# Your instructions
Write out the listing below again, precisely as it is given.

"""

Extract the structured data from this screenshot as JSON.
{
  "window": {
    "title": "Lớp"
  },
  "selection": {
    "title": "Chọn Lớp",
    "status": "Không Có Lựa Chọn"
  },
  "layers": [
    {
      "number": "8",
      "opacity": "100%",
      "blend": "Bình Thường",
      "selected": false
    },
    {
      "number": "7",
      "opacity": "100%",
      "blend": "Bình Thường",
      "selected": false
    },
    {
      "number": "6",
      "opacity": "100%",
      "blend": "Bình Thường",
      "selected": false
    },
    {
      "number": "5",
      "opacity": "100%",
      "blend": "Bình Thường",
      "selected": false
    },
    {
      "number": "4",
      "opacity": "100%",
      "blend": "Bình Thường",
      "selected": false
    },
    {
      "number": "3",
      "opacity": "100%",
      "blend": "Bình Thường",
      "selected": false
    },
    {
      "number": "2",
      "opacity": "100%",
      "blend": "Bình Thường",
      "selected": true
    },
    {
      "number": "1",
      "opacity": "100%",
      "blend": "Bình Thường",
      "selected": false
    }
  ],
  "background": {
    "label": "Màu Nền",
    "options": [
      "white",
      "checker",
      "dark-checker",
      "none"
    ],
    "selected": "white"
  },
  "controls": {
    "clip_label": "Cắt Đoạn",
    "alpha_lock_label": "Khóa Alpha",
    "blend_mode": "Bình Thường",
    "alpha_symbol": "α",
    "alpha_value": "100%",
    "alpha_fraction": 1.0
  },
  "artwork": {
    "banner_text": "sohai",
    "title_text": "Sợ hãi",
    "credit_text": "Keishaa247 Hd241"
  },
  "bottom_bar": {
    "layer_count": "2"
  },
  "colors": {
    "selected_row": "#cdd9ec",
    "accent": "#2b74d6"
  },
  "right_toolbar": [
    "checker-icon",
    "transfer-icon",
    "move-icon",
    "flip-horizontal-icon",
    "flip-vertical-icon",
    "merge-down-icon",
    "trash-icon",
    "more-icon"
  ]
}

"""

# Expected answer
Extract the structured data from this screenshot as JSON.
{
  "window": {
    "title": "Lớp"
  },
  "selection": {
    "title": "Chọn Lớp",
    "status": "Không Có Lựa Chọn"
  },
  "layers": [
    {
      "number": "8",
      "opacity": "100%",
      "blend": "Bình Thường",
      "selected": false
    },
    {
      "number": "7",
      "opacity": "100%",
      "blend": "Bình Thường",
      "selected": false
    },
    {
      "number": "6",
      "opacity": "100%",
      "blend": "Bình Thường",
      "selected": false
    },
    {
      "number": "5",
      "opacity": "100%",
      "blend": "Bình Thường",
      "selected": false
    },
    {
      "number": "4",
      "opacity": "100%",
      "blend": "Bình Thường",
      "selected": false
    },
    {
      "number": "3",
      "opacity": "100%",
      "blend": "Bình Thường",
      "selected": false
    },
    {
      "number": "2",
      "opacity": "100%",
      "blend": "Bình Thường",
      "selected": true
    },
    {
      "number": "1",
      "opacity": "100%",
      "blend": "Bình Thường",
      "selected": false
    }
  ],
  "background": {
    "label": "Màu Nền",
    "options": [
      "white",
      "checker",
      "dark-checker",
      "none"
    ],
    "selected": "white"
  },
  "controls": {
    "clip_label": "Cắt Đoạn",
    "alpha_lock_label": "Khóa Alpha",
    "blend_mode": "Bình Thường",
    "alpha_symbol": "α",
    "alpha_value": "100%",
    "alpha_fraction": 1.0
  },
  "artwork": {
    "banner_text": "sohai",
    "title_text": "Sợ hãi",
    "credit_text": "Keishaa247 Hd241"
  },
  "bottom_bar": {
    "layer_count": "2"
  },
  "colors": {
    "selected_row": "#cdd9ec",
    "accent": "#2b74d6"
  },
  "right_toolbar": [
    "checker-icon",
    "transfer-icon",
    "move-icon",
    "flip-horizontal-icon",
    "flip-vertical-icon",
    "merge-down-icon",
    "trash-icon",
    "more-icon"
  ]
}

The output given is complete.